◆ **TASK BRIEF**
Lines that hold the word "from" should be located and copied.

◆ **DATASET EXCERPTS**

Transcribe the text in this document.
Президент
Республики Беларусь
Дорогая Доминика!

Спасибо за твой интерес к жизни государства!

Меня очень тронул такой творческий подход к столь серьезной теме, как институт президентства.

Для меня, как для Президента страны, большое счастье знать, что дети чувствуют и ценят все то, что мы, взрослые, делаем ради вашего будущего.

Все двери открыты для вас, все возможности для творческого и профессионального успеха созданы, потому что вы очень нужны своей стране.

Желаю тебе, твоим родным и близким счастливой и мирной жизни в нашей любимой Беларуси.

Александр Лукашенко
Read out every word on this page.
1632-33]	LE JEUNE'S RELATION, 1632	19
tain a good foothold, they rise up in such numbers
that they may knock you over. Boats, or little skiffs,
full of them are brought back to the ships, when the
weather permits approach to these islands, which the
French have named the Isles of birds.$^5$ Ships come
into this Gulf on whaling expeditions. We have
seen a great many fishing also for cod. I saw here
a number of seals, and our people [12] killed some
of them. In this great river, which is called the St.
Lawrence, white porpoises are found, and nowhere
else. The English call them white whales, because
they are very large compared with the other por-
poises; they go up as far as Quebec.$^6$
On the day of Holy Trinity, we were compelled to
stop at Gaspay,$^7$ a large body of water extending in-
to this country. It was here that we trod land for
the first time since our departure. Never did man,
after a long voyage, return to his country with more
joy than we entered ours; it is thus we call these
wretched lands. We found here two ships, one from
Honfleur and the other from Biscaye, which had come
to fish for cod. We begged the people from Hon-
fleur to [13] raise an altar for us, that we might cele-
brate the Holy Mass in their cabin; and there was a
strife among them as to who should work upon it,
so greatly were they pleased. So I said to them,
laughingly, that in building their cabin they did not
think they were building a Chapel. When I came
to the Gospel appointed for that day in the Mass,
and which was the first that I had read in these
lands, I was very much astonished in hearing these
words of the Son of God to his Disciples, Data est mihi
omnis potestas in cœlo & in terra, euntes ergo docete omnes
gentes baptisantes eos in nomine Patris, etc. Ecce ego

◆ **SOLUTION**
wretched lands. We found here two ships, one from
Honfleur and the other from Biscaye, which had come
to fish for cod. We begged the people from Hon-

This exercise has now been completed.